Task to complete - Pick out every line that holds the string "notes" and copy it.

Collected data:

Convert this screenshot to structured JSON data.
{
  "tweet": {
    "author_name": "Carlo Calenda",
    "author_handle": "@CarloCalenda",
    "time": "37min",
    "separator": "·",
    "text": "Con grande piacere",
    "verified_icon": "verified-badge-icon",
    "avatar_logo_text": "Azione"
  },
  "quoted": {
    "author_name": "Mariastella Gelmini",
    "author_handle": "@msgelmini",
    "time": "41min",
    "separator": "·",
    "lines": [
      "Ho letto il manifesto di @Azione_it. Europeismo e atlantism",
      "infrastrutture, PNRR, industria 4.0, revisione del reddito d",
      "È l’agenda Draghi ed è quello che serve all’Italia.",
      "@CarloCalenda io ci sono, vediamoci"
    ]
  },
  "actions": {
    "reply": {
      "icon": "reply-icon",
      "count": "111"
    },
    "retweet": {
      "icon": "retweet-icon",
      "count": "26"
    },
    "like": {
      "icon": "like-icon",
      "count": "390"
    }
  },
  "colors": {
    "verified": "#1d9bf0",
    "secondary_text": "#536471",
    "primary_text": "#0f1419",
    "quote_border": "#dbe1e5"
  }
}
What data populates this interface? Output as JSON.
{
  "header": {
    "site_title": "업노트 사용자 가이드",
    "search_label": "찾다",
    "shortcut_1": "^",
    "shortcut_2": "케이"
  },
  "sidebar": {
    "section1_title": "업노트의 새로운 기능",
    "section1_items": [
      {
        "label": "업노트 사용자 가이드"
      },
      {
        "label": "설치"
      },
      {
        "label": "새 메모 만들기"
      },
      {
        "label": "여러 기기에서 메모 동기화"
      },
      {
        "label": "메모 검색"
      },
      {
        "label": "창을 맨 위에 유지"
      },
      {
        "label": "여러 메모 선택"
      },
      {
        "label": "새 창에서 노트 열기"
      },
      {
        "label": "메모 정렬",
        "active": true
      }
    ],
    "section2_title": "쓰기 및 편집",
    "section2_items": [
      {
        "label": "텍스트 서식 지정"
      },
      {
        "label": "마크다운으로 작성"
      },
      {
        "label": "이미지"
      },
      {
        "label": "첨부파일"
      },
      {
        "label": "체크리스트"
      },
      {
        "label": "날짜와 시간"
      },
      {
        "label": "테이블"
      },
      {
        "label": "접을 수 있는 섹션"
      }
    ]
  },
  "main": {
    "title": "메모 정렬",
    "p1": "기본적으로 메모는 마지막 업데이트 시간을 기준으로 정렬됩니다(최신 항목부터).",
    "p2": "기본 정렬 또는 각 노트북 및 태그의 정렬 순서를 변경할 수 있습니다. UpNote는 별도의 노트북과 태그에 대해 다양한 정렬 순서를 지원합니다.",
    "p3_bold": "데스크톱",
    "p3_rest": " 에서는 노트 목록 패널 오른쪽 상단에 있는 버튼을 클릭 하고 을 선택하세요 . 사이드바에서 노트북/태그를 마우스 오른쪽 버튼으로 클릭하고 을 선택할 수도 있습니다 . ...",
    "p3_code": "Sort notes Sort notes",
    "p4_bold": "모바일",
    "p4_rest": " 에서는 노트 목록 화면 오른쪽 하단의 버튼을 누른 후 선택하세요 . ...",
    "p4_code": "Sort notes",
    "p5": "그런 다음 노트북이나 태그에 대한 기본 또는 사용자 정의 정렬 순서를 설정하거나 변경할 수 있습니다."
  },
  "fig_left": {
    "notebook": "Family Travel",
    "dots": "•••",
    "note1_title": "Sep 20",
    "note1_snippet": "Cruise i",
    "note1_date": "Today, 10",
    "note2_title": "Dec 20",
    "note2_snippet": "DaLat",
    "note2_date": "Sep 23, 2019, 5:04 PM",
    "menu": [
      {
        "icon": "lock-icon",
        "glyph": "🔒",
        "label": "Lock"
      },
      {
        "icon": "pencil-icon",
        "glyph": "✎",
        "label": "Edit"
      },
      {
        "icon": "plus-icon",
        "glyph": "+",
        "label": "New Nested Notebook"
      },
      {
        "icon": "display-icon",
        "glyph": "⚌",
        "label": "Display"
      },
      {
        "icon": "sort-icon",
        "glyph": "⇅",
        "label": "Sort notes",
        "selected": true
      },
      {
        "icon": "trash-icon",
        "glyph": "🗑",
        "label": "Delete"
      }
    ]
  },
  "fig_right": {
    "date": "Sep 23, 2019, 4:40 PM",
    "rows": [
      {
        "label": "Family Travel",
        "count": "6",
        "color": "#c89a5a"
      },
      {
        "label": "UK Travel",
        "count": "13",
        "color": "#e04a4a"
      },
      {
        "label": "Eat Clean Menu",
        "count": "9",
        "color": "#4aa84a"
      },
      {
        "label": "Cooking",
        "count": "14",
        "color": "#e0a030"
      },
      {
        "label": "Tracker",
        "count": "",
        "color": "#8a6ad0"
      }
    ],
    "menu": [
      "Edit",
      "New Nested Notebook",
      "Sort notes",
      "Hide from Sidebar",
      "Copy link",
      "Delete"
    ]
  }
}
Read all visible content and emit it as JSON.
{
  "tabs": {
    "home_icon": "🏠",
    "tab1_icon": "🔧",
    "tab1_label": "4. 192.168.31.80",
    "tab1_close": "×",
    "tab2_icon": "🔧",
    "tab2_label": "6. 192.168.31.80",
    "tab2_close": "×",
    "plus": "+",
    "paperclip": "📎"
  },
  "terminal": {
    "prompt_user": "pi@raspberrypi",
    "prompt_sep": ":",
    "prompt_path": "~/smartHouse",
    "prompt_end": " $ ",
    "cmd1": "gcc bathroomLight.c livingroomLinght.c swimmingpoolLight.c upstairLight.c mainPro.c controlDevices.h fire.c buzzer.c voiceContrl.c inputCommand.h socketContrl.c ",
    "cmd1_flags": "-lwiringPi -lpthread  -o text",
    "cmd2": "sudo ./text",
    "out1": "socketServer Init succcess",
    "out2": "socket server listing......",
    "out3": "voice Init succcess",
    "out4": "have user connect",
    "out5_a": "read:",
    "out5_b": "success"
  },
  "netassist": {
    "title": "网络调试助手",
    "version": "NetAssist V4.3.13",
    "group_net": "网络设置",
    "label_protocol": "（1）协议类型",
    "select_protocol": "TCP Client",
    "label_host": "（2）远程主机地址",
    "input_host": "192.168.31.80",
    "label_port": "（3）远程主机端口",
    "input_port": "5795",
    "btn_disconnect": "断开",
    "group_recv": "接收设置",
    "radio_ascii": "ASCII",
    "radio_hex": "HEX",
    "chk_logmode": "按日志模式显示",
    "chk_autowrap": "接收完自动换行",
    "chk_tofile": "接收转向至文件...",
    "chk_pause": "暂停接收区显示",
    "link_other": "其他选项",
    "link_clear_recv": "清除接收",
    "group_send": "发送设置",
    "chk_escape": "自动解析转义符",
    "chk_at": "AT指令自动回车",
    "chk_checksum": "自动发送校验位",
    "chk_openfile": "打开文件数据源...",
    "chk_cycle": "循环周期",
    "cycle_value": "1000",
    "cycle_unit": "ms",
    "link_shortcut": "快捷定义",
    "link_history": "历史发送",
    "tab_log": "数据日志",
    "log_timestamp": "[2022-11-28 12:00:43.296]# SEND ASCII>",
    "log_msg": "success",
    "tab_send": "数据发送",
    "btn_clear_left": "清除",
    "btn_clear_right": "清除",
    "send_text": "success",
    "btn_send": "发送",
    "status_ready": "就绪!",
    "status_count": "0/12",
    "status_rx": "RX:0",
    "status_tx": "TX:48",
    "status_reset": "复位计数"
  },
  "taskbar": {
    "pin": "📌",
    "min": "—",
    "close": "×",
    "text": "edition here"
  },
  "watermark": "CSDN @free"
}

Solution -
    "p3_code": "Sort notes Sort notes",
    "p4_code": "Sort notes",
        "label": "Sort notes",
      "Sort notes",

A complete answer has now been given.